-- start of DATA LINES --
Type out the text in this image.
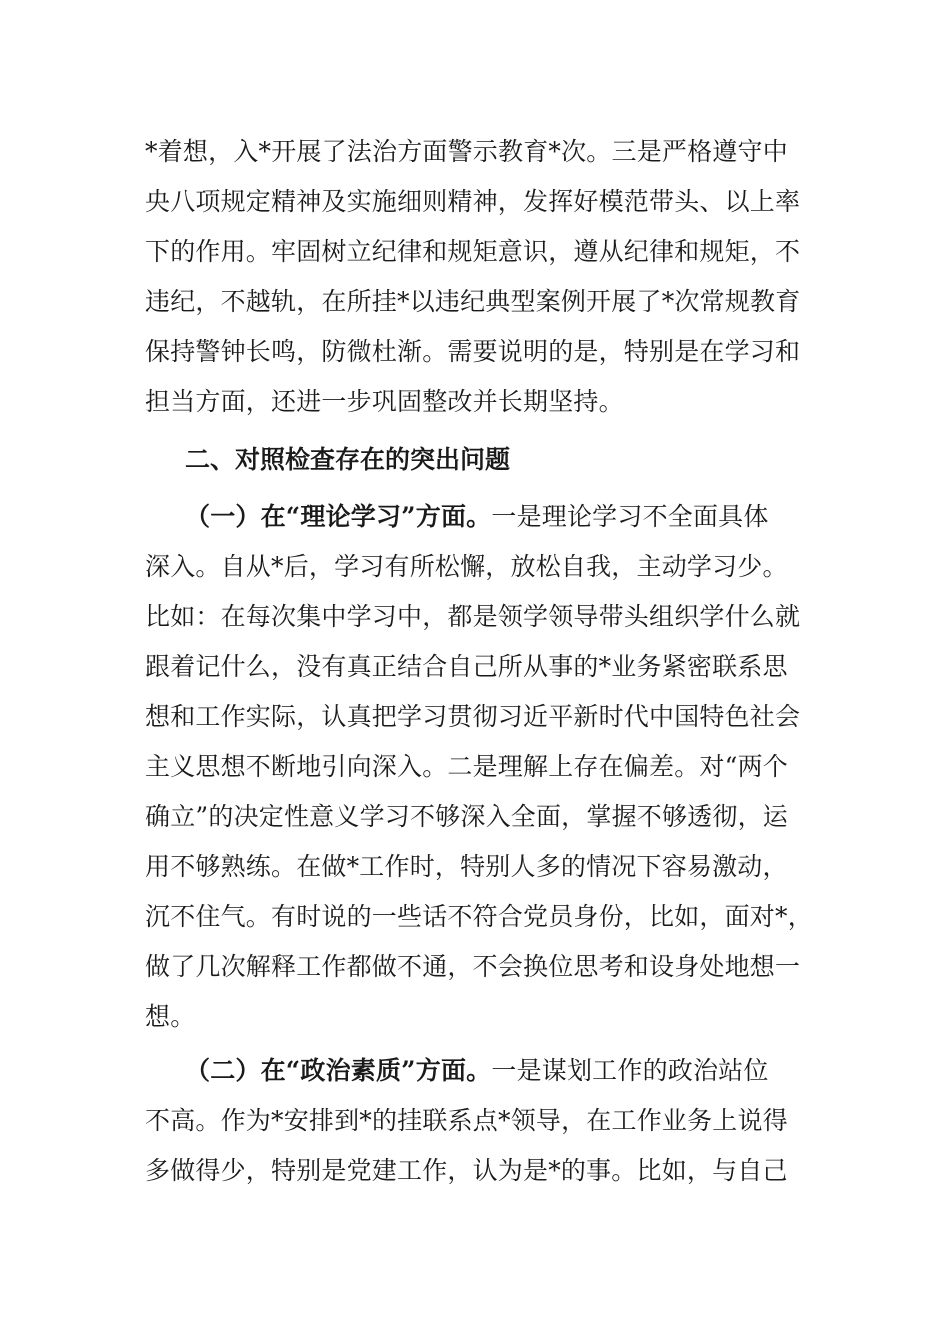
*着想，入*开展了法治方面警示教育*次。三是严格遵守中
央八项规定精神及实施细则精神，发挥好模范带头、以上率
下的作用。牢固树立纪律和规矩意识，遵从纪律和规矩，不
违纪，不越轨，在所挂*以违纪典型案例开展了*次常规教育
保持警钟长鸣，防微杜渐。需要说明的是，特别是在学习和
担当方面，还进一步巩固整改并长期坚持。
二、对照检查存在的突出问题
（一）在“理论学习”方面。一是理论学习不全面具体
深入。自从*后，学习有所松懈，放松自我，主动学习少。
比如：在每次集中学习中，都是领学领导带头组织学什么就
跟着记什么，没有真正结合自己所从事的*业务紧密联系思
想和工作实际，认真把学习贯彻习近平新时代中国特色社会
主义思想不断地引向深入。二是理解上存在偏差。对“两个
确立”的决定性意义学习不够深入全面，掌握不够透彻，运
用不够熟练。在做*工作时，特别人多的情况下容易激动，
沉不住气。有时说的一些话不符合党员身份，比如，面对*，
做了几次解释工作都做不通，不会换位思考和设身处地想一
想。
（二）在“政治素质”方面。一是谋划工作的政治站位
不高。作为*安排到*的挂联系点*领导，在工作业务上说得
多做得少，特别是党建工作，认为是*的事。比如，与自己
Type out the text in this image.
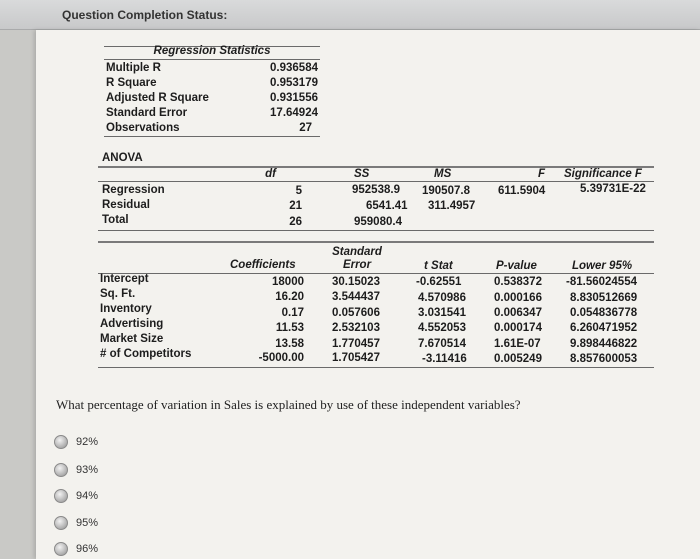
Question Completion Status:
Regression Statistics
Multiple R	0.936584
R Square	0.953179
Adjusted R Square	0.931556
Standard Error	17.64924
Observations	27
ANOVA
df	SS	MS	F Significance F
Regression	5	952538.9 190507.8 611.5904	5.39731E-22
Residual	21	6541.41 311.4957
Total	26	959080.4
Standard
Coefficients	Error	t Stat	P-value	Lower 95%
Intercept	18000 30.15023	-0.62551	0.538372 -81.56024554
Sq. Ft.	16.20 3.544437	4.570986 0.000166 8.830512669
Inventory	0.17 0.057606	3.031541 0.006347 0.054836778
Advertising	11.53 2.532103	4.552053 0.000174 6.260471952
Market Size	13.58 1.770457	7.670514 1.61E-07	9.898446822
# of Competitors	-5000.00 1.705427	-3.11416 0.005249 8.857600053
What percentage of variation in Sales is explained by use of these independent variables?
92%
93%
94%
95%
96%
-- end of DATA LINES --
-- start of DATA LINES --
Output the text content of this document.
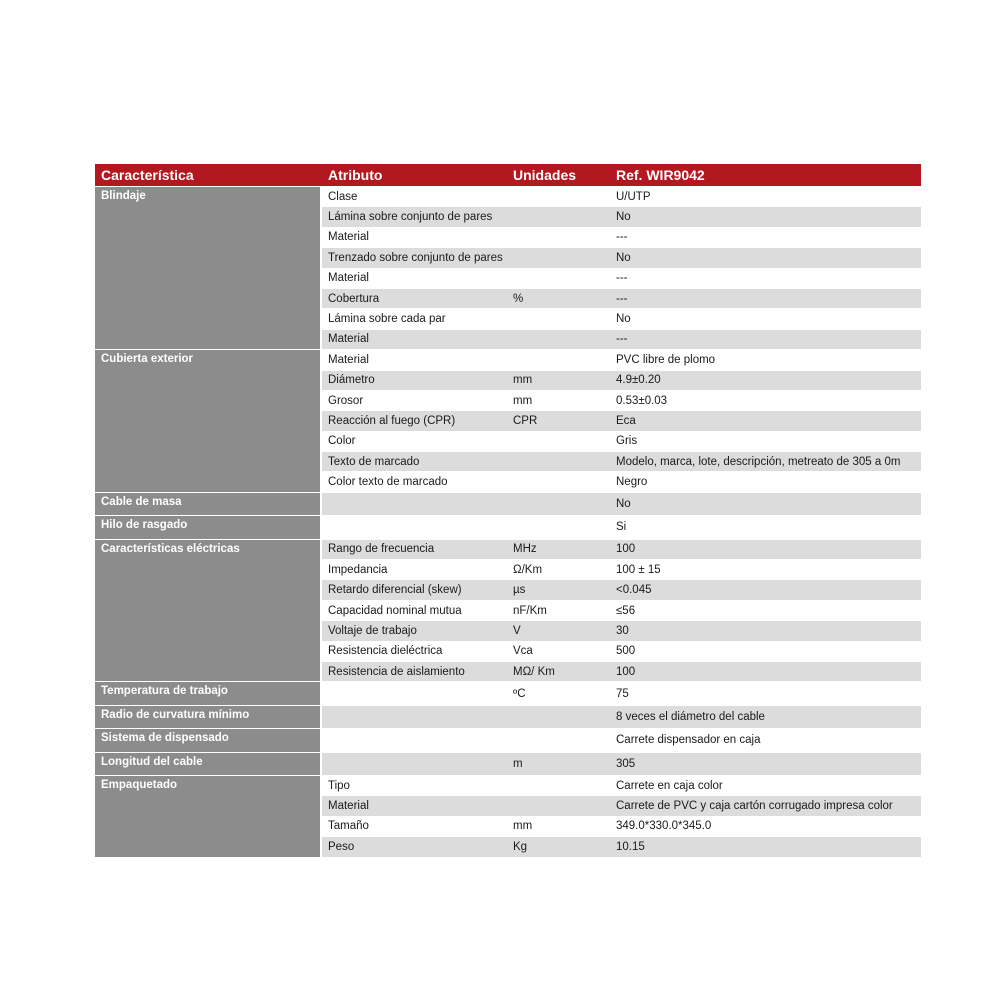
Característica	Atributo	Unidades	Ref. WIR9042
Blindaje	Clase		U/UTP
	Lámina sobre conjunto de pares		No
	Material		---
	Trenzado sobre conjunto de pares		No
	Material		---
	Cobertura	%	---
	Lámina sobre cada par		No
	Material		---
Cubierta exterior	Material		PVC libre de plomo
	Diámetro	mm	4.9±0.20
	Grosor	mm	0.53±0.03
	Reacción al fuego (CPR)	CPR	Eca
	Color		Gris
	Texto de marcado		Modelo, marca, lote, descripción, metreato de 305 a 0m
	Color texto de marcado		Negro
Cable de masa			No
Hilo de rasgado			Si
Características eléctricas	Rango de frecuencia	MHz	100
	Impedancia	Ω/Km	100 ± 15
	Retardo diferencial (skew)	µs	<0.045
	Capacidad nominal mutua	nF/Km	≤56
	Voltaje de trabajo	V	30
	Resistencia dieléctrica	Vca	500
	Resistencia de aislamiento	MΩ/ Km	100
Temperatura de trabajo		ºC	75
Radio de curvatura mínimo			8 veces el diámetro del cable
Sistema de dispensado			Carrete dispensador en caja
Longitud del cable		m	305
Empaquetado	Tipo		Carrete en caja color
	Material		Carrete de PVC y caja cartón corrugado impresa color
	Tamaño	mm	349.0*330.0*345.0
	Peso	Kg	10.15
-- end of DATA LINES --
_YOUR GOAL_: Provide the number of lines in the data above that contain the string "Lámina", and nothing else.

_RESULT FOR THIS TASK_: 2